▶ **Required work**: Return the records word for word. Any pictures in them are not part of the copy.

▶ **Source records**:
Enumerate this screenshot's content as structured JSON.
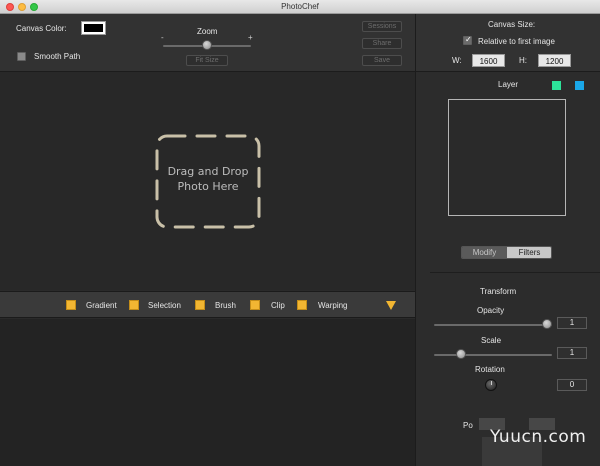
{
  "window": {
    "title": "PhotoChef"
  },
  "top": {
    "canvas_color_label": "Canvas Color:",
    "canvas_color": "#000000",
    "smooth_path_label": "Smooth Path",
    "smooth_path_checked": false,
    "zoom_label": "Zoom",
    "zoom_minus": "-",
    "zoom_plus": "+",
    "zoom_level": 0.5,
    "fit_size_label": "Fit Size",
    "sessions_label": "Sessions",
    "share_label": "Share",
    "save_label": "Save"
  },
  "canvas_size": {
    "title": "Canvas Size:",
    "relative_label": "Relative to first image",
    "relative_checked": true,
    "w_label": "W:",
    "w_value": "1600",
    "h_label": "H:",
    "h_value": "1200"
  },
  "dropzone": {
    "line1": "Drag and Drop",
    "line2": "Photo Here"
  },
  "tools": {
    "items": [
      {
        "label": "Gradient"
      },
      {
        "label": "Selection"
      },
      {
        "label": "Brush"
      },
      {
        "label": "Clip"
      },
      {
        "label": "Warping"
      }
    ],
    "accent": "#f2b632"
  },
  "layer": {
    "title": "Layer",
    "chip_green": "#2de39a",
    "chip_blue": "#1aa7e8",
    "tabs": [
      {
        "label": "Modify",
        "active": false
      },
      {
        "label": "Filters",
        "active": true
      }
    ]
  },
  "transform": {
    "title": "Transform",
    "opacity_label": "Opacity",
    "opacity_value": "1",
    "scale_label": "Scale",
    "scale_value": "1",
    "rotation_label": "Rotation",
    "rotation_value": "0",
    "cut_label": "Po"
  },
  "watermark": "Yuucn.com"
}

▶ **Solution to the exercise**:
Enumerate this screenshot's content as structured JSON.
{
  "window": {
    "title": "PhotoChef"
  },
  "top": {
    "canvas_color_label": "Canvas Color:",
    "canvas_color": "#000000",
    "smooth_path_label": "Smooth Path",
    "smooth_path_checked": false,
    "zoom_label": "Zoom",
    "zoom_minus": "-",
    "zoom_plus": "+",
    "zoom_level": 0.5,
    "fit_size_label": "Fit Size",
    "sessions_label": "Sessions",
    "share_label": "Share",
    "save_label": "Save"
  },
  "canvas_size": {
    "title": "Canvas Size:",
    "relative_label": "Relative to first image",
    "relative_checked": true,
    "w_label": "W:",
    "w_value": "1600",
    "h_label": "H:",
    "h_value": "1200"
  },
  "dropzone": {
    "line1": "Drag and Drop",
    "line2": "Photo Here"
  },
  "tools": {
    "items": [
      {
        "label": "Gradient"
      },
      {
        "label": "Selection"
      },
      {
        "label": "Brush"
      },
      {
        "label": "Clip"
      },
      {
        "label": "Warping"
      }
    ],
    "accent": "#f2b632"
  },
  "layer": {
    "title": "Layer",
    "chip_green": "#2de39a",
    "chip_blue": "#1aa7e8",
    "tabs": [
      {
        "label": "Modify",
        "active": false
      },
      {
        "label": "Filters",
        "active": true
      }
    ]
  },
  "transform": {
    "title": "Transform",
    "opacity_label": "Opacity",
    "opacity_value": "1",
    "scale_label": "Scale",
    "scale_value": "1",
    "rotation_label": "Rotation",
    "rotation_value": "0",
    "cut_label": "Po"
  },
  "watermark": "Yuucn.com"
}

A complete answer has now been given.